OBJECTIVE →
Determine which lines of the records include the word "Klimatická", and copy them.

RECORD EXTRACTS →
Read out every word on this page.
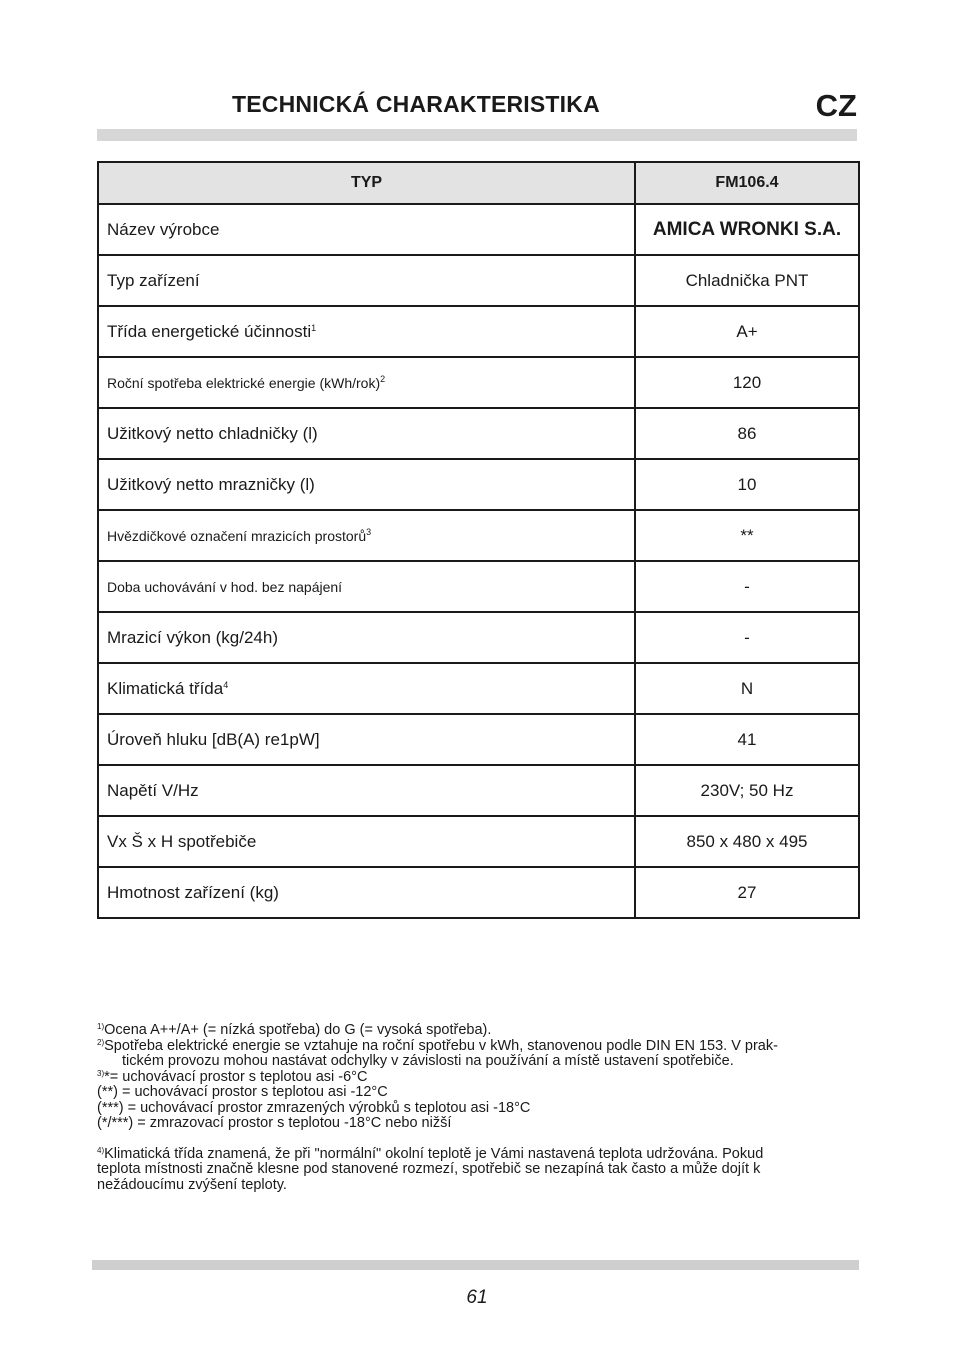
TECHNICKÁ CHARAKTERISTIKA	CZ
TYP	FM106.4
Název výrobce	AMICA WRONKI S.A.
Typ zařízení	Chladnička PNT
Třída energetické účinnosti$^1$	A+
Roční spotřeba elektrické energie $(kWh/rok)^2$	120
Užitkový netto chladničky (l)	86
Užitkový netto mrazničky (l)	10
Hvězdičkové označení mrazicích prostorů$^3$	**
Doba uchovávání v hod. bez napájení	-
Mrazicí výkon (kg/24h)	-
Klimatická třída$^4$	N
Úroveň hluku [dB(A) re1pW]	41
Napětí V/Hz	230V; 50 Hz
Vx Š x H spotřebiče	850 x 480 x 495
Hmotnost zařízení (kg)	27

$^{1)}$Ocena A++/A+ (= nízká spotřeba) do G (= vysoká spotřeba).

$^{2)}$Spotřeba elektrické energie se vztahuje na roční spotřebu v kWh, stanovenou podle DIN EN 153. V prak-

tickém provozu mohou nastávat odchylky v závislosti na používání a místě ustavení spotřebiče.

$^{3)}$*= uchovávací prostor s teplotou asi -6°C

(**) = uchovávací prostor s teplotou asi -12°C

(***) = uchovávací prostor zmrazených výrobků s teplotou asi -18°C

(*/***) = zmrazovací prostor s teplotou -18°C nebo nižší

$^{4)}$Klimatická třída znamená, že při "normální" okolní teplotě je Vámi nastavená teplota udržována. Pokud

teplota místnosti značně klesne pod stanovené rozmezí, spotřebič se nezapíná tak často a může dojít k

nežádoucímu zvýšení teploty.

61
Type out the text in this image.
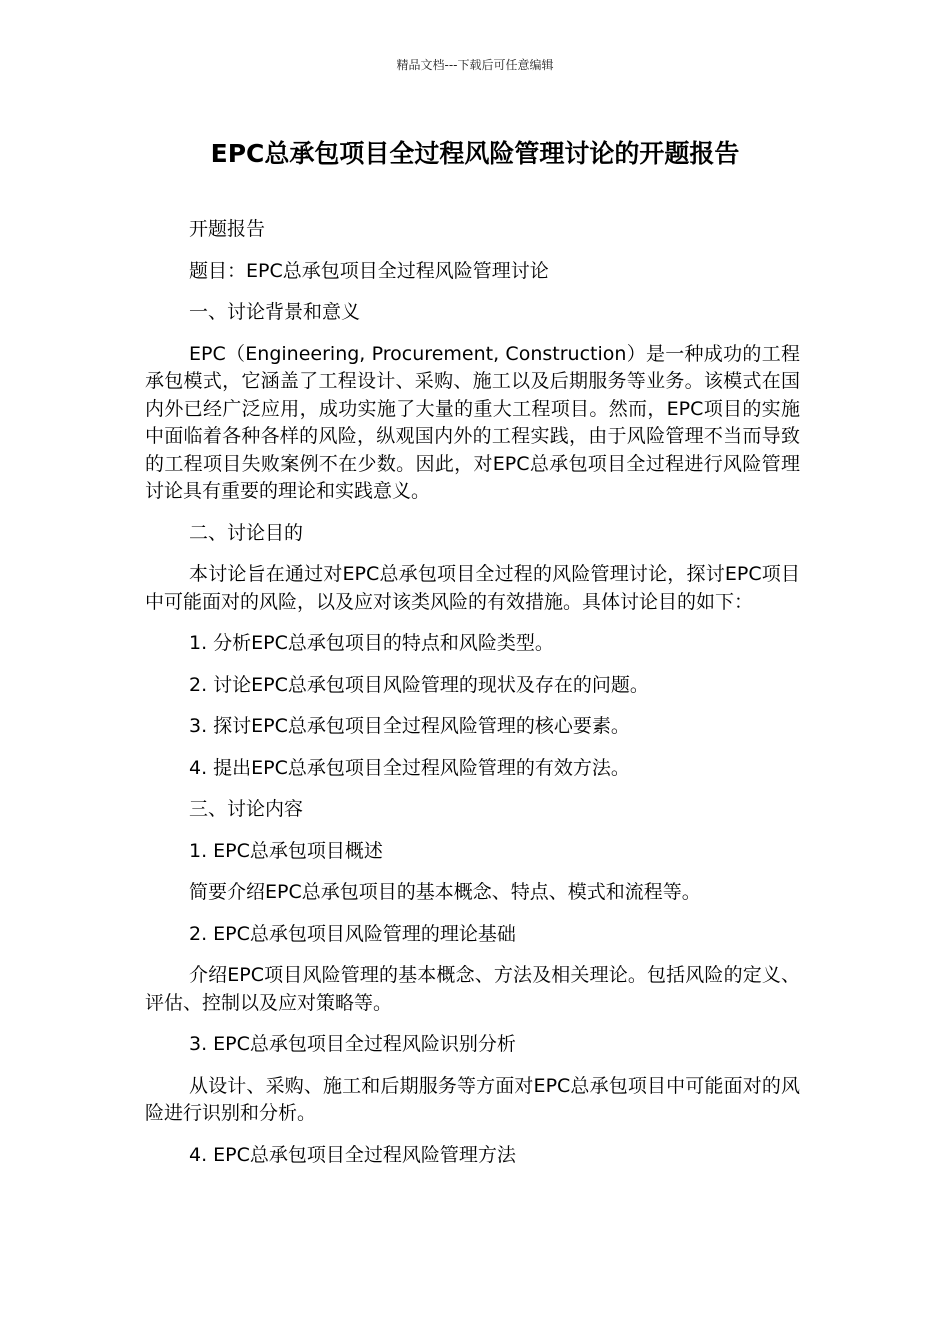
精品文档---下载后可任意编辑
EPC总承包项目全过程风险管理讨论的开题报告

开题报告

题目：EPC总承包项目全过程风险管理讨论

一、讨论背景和意义

EPC（Engineering, Procurement, Construction）是一种成功的工程承包模式，它涵盖了工程设计、采购、施工以及后期服务等业务。该模式在国内外已经广泛应用，成功实施了大量的重大工程项目。然而，EPC项目的实施中面临着各种各样的风险，纵观国内外的工程实践，由于风险管理不当而导致的工程项目失败案例不在少数。因此，对EPC总承包项目全过程进行风险管理讨论具有重要的理论和实践意义。

二、讨论目的

本讨论旨在通过对EPC总承包项目全过程的风险管理讨论，探讨EPC项目中可能面对的风险，以及应对该类风险的有效措施。具体讨论目的如下：

1. 分析EPC总承包项目的特点和风险类型。

2. 讨论EPC总承包项目风险管理的现状及存在的问题。

3. 探讨EPC总承包项目全过程风险管理的核心要素。

4. 提出EPC总承包项目全过程风险管理的有效方法。

三、讨论内容

1. EPC总承包项目概述

简要介绍EPC总承包项目的基本概念、特点、模式和流程等。

2. EPC总承包项目风险管理的理论基础

介绍EPC项目风险管理的基本概念、方法及相关理论。包括风险的定义、评估、控制以及应对策略等。

3. EPC总承包项目全过程风险识别分析

从设计、采购、施工和后期服务等方面对EPC总承包项目中可能面对的风险进行识别和分析。

4. EPC总承包项目全过程风险管理方法
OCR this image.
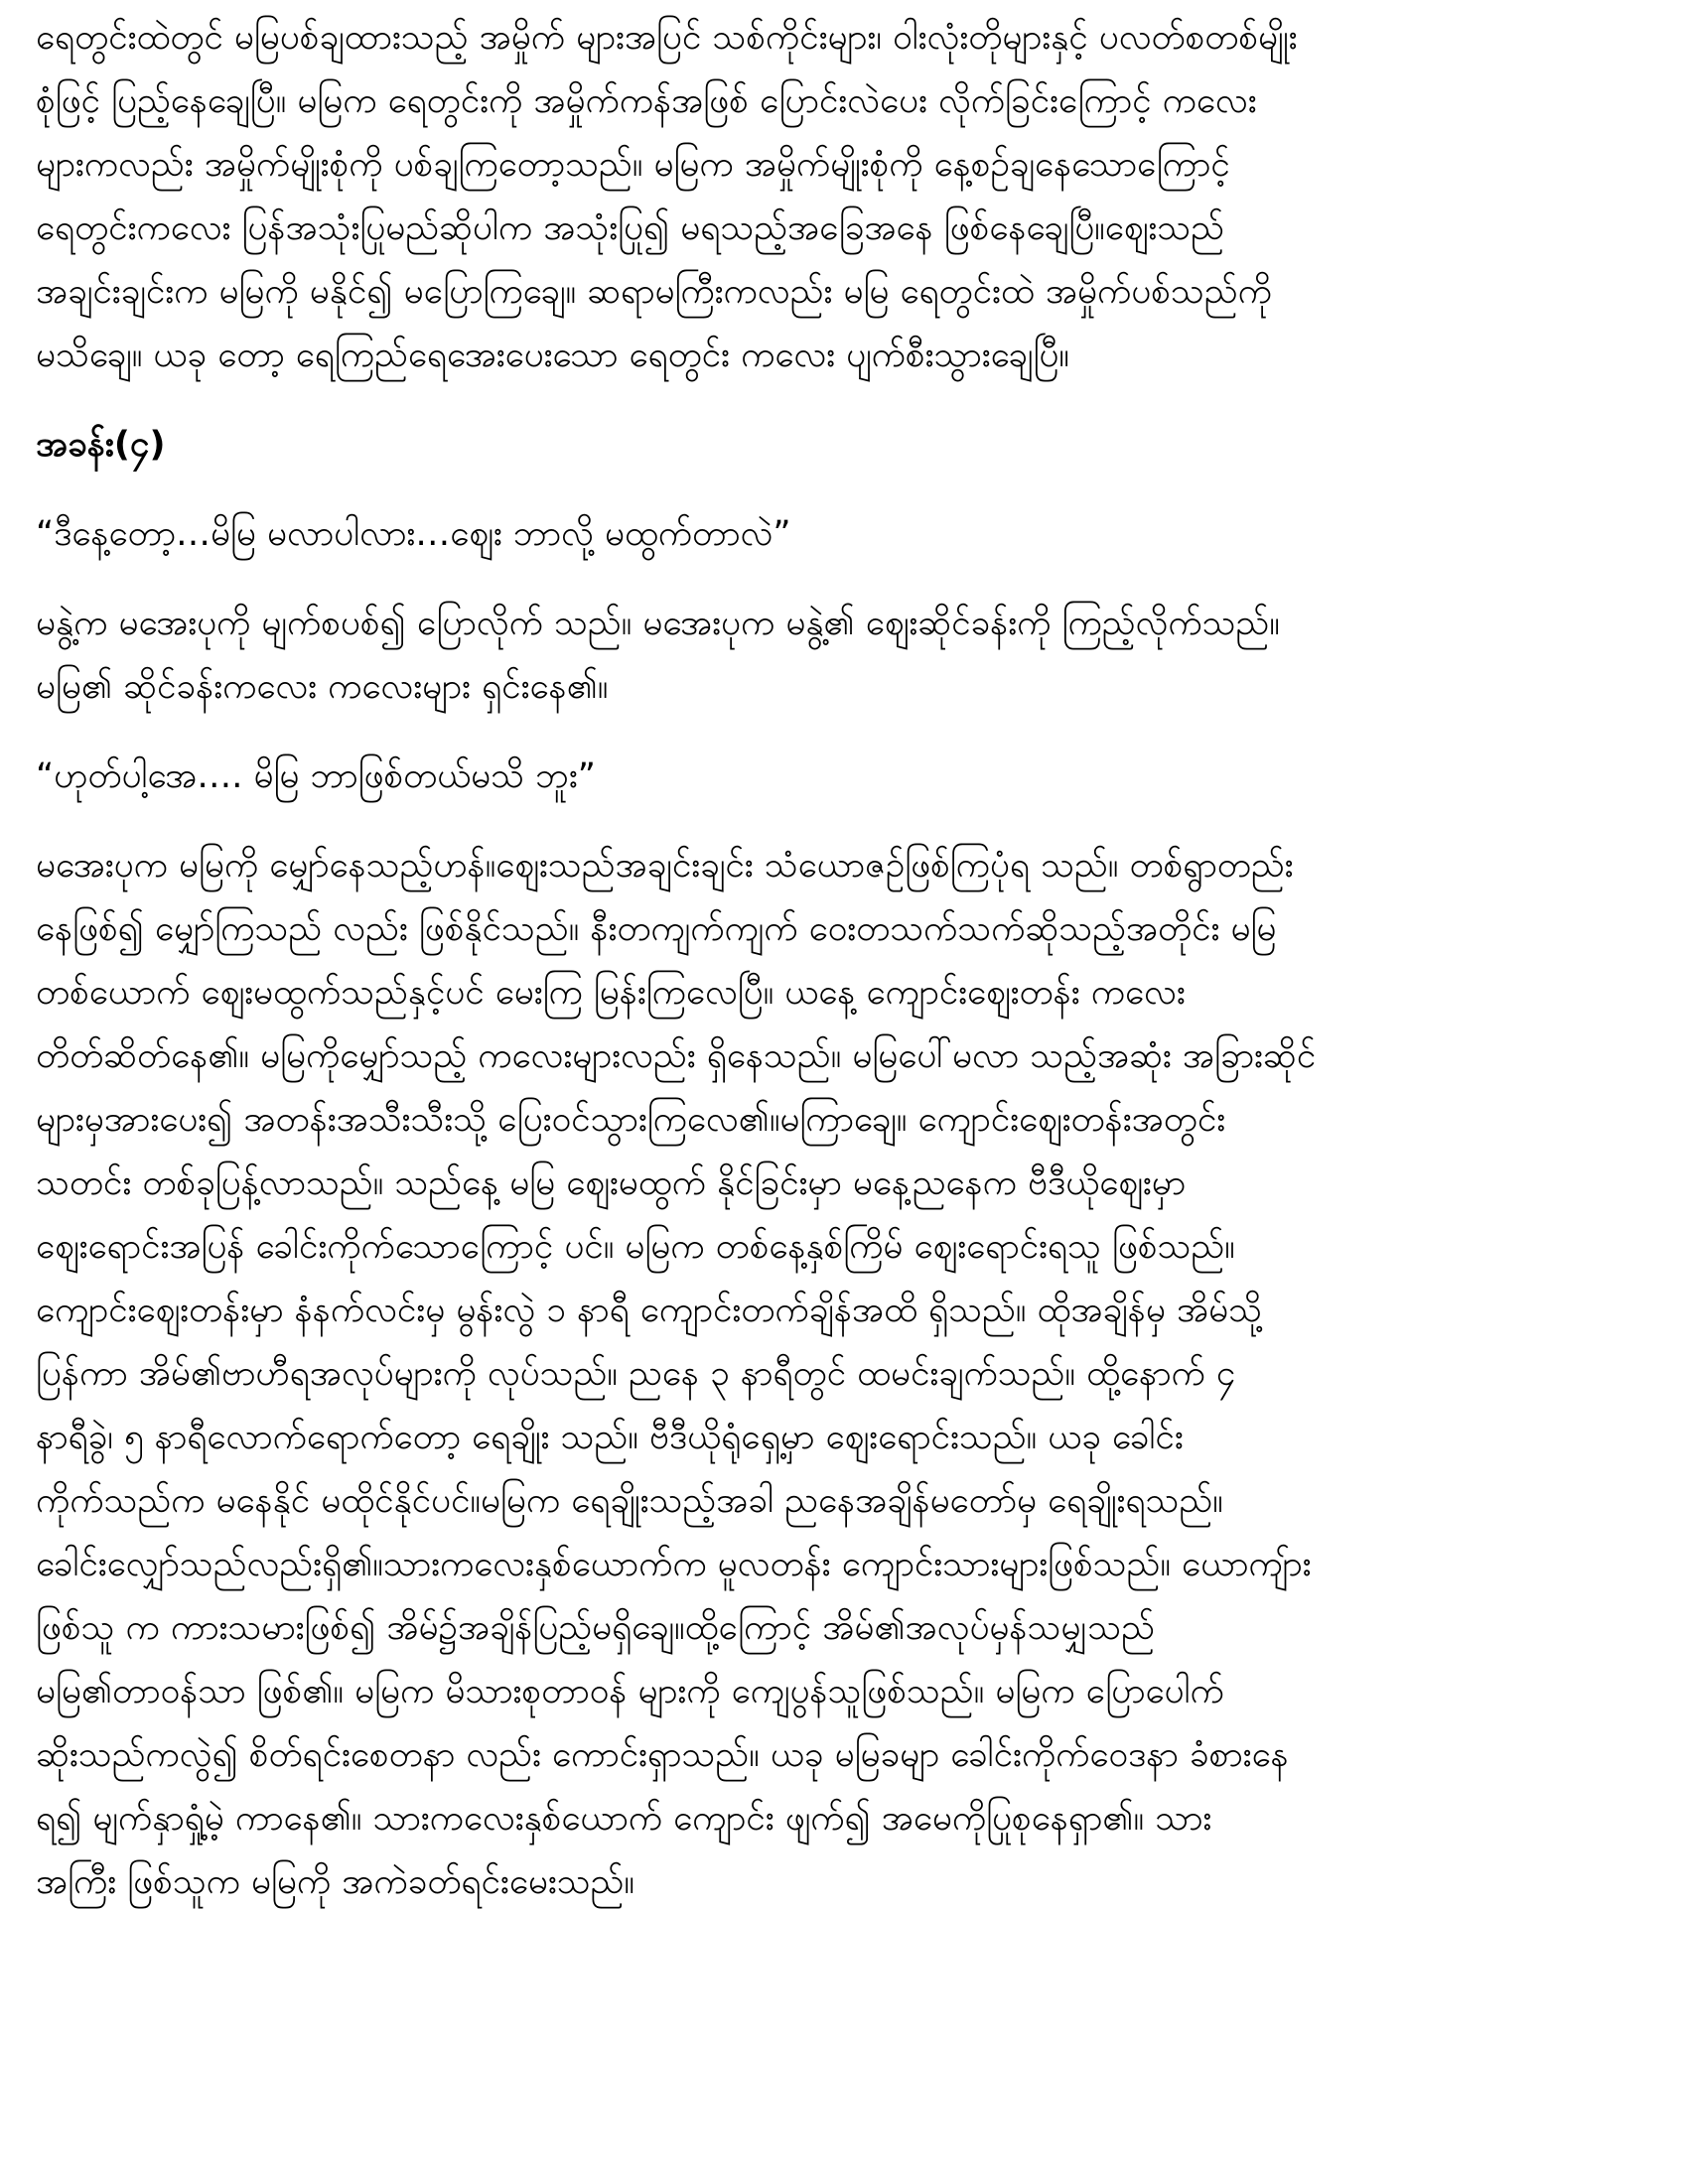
ရေတွင်းထဲတွင် မမြပစ်ချထားသည့် အမှိုက် များအပြင် သစ်ကိုင်းများ၊ ဝါးလုံးတိုများနှင့် ပလတ်စတစ်မျိုး
စုံဖြင့် ပြည့်နေချေပြီ။ မမြက ရေတွင်းကို အမှိုက်ကန်အဖြစ် ပြောင်းလဲပေး လိုက်ခြင်းကြောင့် ကလေး
များကလည်း အမှိုက်မျိုးစုံကို ပစ်ချကြတော့သည်။ မမြက အမှိုက်မျိုးစုံကို နေ့စဉ်ချနေသောကြောင့်
ရေတွင်းကလေး ပြန်အသုံးပြုမည်ဆိုပါက အသုံးပြု၍ မရသည့်အခြေအနေ ဖြစ်နေချေပြီ။ဈေးသည်
အချင်းချင်းက မမြကို မနိုင်၍ မပြောကြချေ။ ဆရာမကြီးကလည်း မမြ ရေတွင်းထဲ အမှိုက်ပစ်သည်ကို
မသိချေ။ ယခု တော့ ရေကြည်ရေအေးပေးသော ရေတွင်း ကလေး ပျက်စီးသွားချေပြီ။
အခန်း(၄)
“ဒီနေ့တော့…မိမြ မလာပါလား…ဈေး ဘာလို့ မထွက်တာလဲ”
မနွဲ့က မအေးပုကို မျက်စပစ်၍ ပြောလိုက် သည်။ မအေးပုက မနွဲ့၏ ဈေးဆိုင်ခန်းကို ကြည့်လိုက်သည်။
မမြ၏ ဆိုင်ခန်းကလေး ကလေးများ ရှင်းနေ၏။
“ဟုတ်ပါ့အေ…. မိမြ ဘာဖြစ်တယ်မသိ ဘူး”
မအေးပုက မမြကို မျှော်နေသည့်ဟန်။ဈေးသည်အချင်းချင်း သံယောဇဉ်ဖြစ်ကြပုံရ သည်။ တစ်ရွာတည်း
နေဖြစ်၍ မျှော်ကြသည် လည်း ဖြစ်နိုင်သည်။ နီးတကျက်ကျက် ဝေးတသက်သက်ဆိုသည့်အတိုင်း မမြ
တစ်ယောက် ဈေးမထွက်သည်နှင့်ပင် မေးကြ မြန်းကြလေပြီ။ ယနေ့ ကျောင်းဈေးတန်း ကလေး
တိတ်ဆိတ်နေ၏။ မမြကိုမျှော်သည့် ကလေးများလည်း ရှိနေသည်။ မမြပေါ်မလာ သည့်အဆုံး အခြားဆိုင်
များမှအားပေး၍ အတန်းအသီးသီးသို့ ပြေးဝင်သွားကြလေ၏။မကြာချေ။ ကျောင်းဈေးတန်းအတွင်း
သတင်း တစ်ခုပြန့်လာသည်။ သည်နေ့ မမြ ဈေးမထွက် နိုင်ခြင်းမှာ မနေ့ညနေက ဗီဒီယိုဈေးမှာ
ဈေးရောင်းအပြန် ခေါင်းကိုက်သောကြောင့် ပင်။ မမြက တစ်နေ့နှစ်ကြိမ် ဈေးရောင်းရသူ ဖြစ်သည်။
ကျောင်းဈေးတန်းမှာ နံနက်လင်းမှ မွန်းလွဲ ၁ နာရီ ကျောင်းတက်ချိန်အထိ ရှိသည်။ ထိုအချိန်မှ အိမ်သို့
ပြန်ကာ အိမ်၏ဗာဟီရအလုပ်များကို လုပ်သည်။ ညနေ ၃ နာရီတွင် ထမင်းချက်သည်။ ထို့နောက် ၄
နာရီခွဲ၊ ၅ နာရီလောက်ရောက်တော့ ရေချိုး သည်။ ဗီဒီယိုရုံရှေ့မှာ ဈေးရောင်းသည်။ ယခု ခေါင်း
ကိုက်သည်က မနေနိုင် မထိုင်နိုင်ပင်။မမြက ရေချိုးသည့်အခါ ညနေအချိန်မတော်မှ ရေချိုးရသည်။
ခေါင်းလျှော်သည်လည်းရှိ၏။သားကလေးနှစ်ယောက်က မူလတန်း ကျောင်းသားများဖြစ်သည်။ ယောကျ်ား
ဖြစ်သူ က ကားသမားဖြစ်၍ အိမ်၌အချိန်ပြည့်မရှိချေ။ထို့ကြောင့် အိမ်၏အလုပ်မှန်သမျှသည်
မမြ၏တာဝန်သာ ဖြစ်၏။ မမြက မိသားစုတာဝန် များကို ကျေပွန်သူဖြစ်သည်။ မမြက ပြောပေါက်
ဆိုးသည်ကလွဲ၍ စိတ်ရင်းစေတနာ လည်း ကောင်းရှာသည်။ ယခု မမြခမျာ ခေါင်းကိုက်ဝေဒနာ ခံစားနေ
ရ၍ မျက်နှာရှုံ့မဲ့ ကာနေ၏။ သားကလေးနှစ်ယောက် ကျောင်း ဖျက်၍ အမေကိုပြုစုနေရှာ၏။ သား
အကြီး ဖြစ်သူက မမြကို အကဲခတ်ရင်းမေးသည်။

COMPLETE RESPONSE →
Klimatická třída$^4$	N
$^{4)}$Klimatická třída znamená, že při "normální" okolní teplotě je Vámi nastavená teplota udržována. Pokud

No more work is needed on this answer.